**Task to carry out**: Return all lines in the material below that contain "first".
begin Task data
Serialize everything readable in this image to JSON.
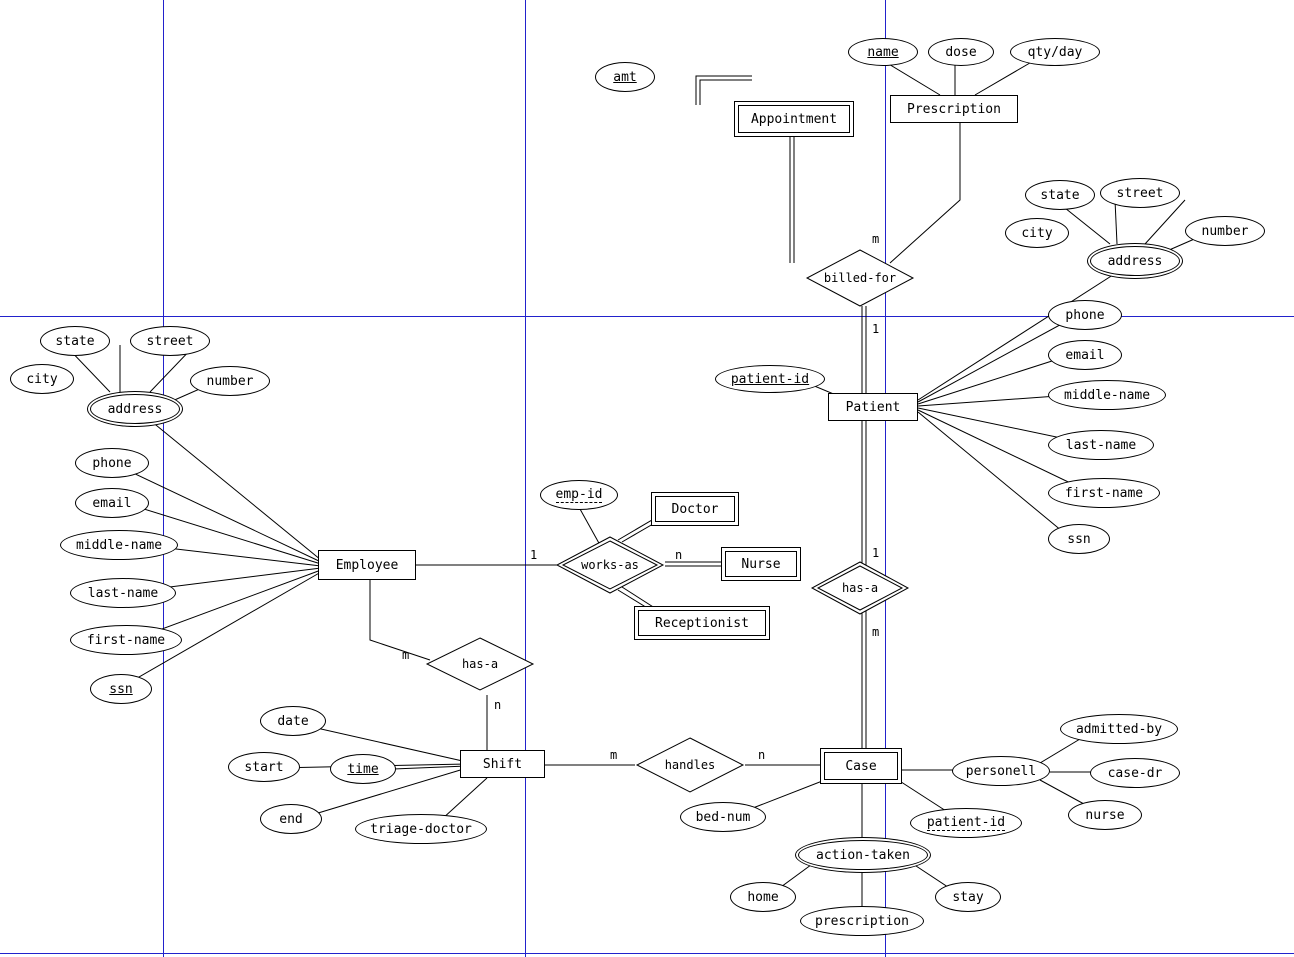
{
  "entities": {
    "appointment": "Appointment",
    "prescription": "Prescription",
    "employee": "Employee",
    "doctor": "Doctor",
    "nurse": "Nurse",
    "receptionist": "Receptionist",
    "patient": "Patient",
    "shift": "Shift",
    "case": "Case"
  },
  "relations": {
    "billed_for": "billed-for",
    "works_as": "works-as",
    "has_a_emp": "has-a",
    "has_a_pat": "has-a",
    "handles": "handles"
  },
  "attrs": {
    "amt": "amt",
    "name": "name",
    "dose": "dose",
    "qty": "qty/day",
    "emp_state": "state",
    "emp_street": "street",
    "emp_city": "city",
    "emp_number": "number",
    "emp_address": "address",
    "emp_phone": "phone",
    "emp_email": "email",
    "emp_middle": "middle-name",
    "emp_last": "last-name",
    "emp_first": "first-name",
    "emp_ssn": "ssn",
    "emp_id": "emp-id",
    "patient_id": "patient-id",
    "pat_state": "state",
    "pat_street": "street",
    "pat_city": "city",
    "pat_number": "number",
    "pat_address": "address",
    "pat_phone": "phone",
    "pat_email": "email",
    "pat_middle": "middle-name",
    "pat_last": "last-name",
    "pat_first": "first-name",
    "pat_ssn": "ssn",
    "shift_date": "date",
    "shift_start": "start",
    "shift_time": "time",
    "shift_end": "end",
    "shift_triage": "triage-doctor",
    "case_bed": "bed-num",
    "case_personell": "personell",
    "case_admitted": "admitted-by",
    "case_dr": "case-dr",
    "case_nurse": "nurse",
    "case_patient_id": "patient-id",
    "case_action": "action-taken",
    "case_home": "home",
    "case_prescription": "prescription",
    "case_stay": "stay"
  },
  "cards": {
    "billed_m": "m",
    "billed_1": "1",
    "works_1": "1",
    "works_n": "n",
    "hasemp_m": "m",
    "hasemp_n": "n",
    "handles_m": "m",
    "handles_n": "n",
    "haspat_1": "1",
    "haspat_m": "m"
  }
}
end Task data
begin Task data
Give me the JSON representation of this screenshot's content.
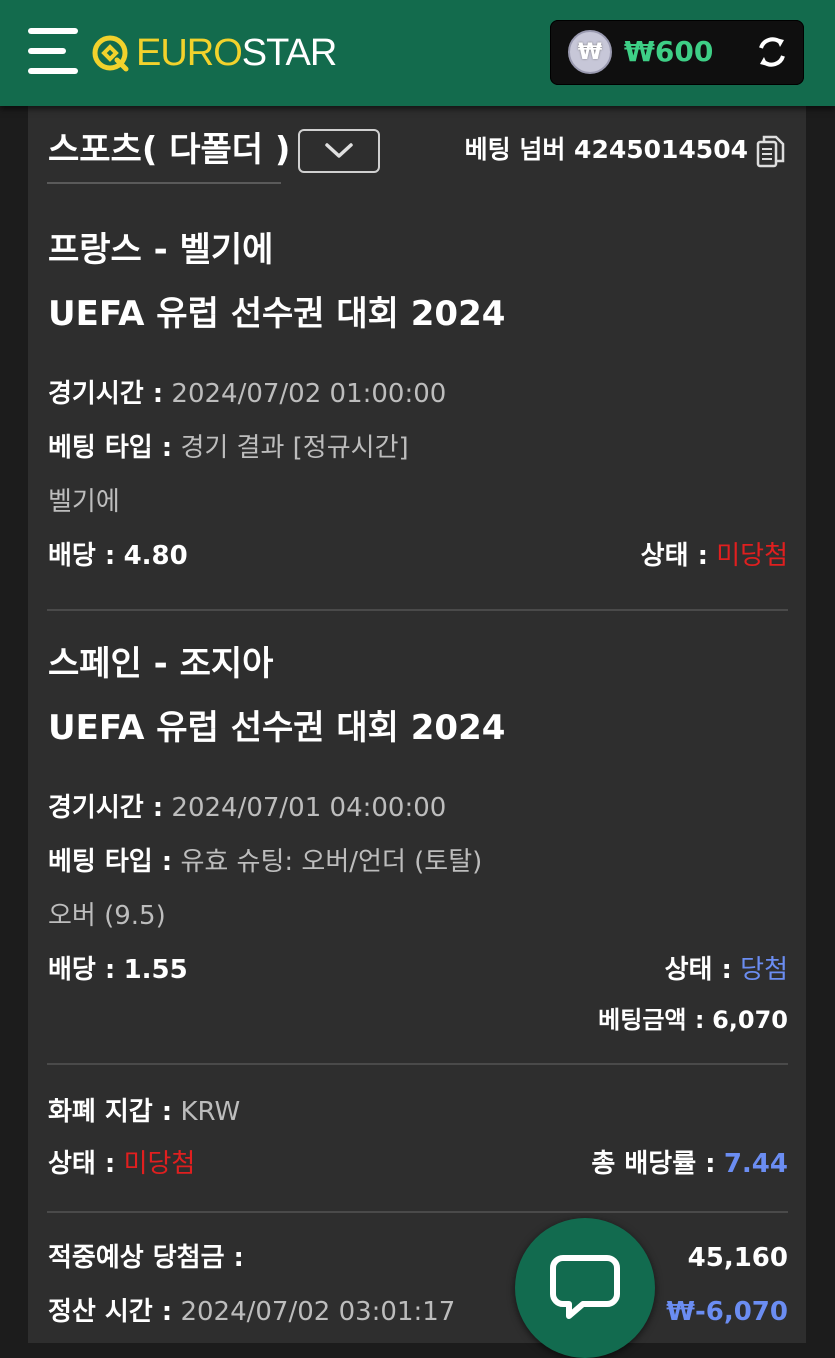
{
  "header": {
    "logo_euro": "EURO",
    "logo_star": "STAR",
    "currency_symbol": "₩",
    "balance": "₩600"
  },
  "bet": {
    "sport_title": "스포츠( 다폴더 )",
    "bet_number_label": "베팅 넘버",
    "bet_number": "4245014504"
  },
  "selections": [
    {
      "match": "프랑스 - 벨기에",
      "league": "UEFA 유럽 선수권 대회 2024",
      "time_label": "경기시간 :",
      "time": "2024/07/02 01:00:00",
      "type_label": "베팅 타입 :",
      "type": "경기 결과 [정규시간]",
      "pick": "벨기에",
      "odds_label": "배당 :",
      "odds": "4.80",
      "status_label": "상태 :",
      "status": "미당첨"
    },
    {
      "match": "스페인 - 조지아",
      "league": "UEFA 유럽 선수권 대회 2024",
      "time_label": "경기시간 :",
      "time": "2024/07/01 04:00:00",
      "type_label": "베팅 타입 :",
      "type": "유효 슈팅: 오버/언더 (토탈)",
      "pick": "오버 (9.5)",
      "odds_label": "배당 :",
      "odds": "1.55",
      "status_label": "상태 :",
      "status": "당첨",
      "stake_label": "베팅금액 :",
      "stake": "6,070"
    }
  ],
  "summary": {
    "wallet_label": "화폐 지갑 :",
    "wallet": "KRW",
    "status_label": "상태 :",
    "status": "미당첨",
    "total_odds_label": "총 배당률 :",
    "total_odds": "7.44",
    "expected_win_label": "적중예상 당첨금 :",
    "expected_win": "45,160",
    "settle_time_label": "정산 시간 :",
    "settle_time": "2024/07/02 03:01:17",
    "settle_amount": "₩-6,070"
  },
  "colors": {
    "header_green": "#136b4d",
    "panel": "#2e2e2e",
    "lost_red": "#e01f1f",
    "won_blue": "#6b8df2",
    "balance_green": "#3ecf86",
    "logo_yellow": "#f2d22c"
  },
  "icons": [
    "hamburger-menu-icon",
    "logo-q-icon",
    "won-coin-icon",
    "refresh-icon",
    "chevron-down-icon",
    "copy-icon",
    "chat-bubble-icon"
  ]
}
end Task data
begin Task data
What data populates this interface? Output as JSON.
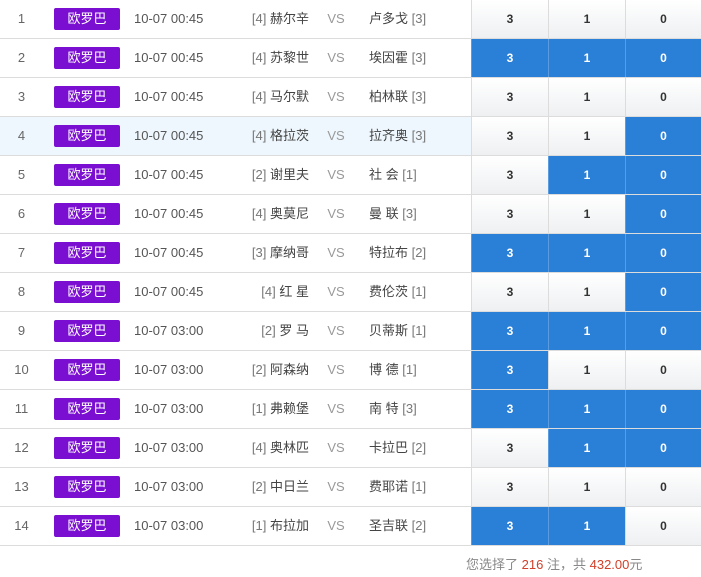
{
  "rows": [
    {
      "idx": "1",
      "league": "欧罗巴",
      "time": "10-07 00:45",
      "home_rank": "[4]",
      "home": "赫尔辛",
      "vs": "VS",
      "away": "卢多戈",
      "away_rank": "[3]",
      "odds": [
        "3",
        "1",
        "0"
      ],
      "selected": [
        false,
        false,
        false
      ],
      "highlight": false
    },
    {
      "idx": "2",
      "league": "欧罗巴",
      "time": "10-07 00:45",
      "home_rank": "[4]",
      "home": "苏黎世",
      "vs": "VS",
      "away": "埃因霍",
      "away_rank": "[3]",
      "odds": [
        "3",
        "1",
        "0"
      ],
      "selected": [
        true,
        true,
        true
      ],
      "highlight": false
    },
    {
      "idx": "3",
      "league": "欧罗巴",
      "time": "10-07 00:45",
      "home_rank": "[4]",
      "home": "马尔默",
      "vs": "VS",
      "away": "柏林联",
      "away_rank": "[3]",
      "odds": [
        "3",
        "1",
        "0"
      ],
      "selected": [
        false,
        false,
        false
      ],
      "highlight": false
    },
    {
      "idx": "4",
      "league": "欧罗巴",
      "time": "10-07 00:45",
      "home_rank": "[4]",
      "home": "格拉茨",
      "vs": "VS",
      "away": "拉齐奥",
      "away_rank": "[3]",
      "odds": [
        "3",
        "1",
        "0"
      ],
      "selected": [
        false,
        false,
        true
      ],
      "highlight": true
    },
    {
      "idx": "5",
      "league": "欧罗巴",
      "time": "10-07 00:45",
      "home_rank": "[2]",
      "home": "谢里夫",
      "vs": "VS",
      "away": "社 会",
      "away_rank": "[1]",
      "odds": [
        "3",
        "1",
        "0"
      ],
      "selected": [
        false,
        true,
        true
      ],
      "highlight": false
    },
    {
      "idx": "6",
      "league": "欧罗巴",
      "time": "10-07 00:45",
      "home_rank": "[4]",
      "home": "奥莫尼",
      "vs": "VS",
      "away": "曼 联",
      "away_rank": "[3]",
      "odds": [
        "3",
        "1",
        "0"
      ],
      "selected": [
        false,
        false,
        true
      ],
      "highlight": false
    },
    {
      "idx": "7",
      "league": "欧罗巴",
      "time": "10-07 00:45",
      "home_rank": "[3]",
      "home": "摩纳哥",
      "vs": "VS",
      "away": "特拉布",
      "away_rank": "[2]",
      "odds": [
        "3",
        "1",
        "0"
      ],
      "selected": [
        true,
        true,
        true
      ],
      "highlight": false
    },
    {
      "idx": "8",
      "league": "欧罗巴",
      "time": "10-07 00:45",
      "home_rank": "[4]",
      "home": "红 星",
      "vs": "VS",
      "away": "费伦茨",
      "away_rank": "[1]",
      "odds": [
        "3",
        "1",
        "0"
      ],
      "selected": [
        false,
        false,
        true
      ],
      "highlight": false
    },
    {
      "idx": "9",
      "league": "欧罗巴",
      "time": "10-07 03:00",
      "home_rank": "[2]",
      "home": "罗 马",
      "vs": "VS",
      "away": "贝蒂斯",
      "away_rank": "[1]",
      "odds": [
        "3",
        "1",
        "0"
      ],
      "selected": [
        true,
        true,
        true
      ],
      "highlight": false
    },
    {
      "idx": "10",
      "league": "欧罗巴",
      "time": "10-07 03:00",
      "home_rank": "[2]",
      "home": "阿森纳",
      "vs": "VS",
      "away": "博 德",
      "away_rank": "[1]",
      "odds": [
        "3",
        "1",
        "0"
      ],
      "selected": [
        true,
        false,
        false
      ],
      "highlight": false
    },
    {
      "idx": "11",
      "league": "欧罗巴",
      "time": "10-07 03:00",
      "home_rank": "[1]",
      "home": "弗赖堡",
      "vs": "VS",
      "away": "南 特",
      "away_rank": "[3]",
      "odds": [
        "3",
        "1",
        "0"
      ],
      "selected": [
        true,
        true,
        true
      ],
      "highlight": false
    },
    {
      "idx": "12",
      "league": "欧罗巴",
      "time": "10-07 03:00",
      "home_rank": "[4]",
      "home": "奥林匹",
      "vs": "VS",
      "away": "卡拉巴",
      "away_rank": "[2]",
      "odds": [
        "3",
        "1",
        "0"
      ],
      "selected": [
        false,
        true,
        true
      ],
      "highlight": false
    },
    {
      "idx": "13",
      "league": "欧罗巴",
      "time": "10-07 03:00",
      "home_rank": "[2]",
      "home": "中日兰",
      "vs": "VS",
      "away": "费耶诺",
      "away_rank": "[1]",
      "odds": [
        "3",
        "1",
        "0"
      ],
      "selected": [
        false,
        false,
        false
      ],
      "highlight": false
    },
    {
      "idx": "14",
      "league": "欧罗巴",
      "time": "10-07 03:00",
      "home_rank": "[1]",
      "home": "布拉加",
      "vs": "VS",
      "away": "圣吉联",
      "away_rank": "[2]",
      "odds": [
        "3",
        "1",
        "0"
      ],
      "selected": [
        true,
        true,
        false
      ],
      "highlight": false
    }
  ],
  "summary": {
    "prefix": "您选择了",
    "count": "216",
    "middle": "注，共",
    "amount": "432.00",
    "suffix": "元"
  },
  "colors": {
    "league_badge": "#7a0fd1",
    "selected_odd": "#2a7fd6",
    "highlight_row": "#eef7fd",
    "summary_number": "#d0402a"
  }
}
end Task data
**Output below**:
    "emp_first": "first-name",
    "pat_first": "first-name",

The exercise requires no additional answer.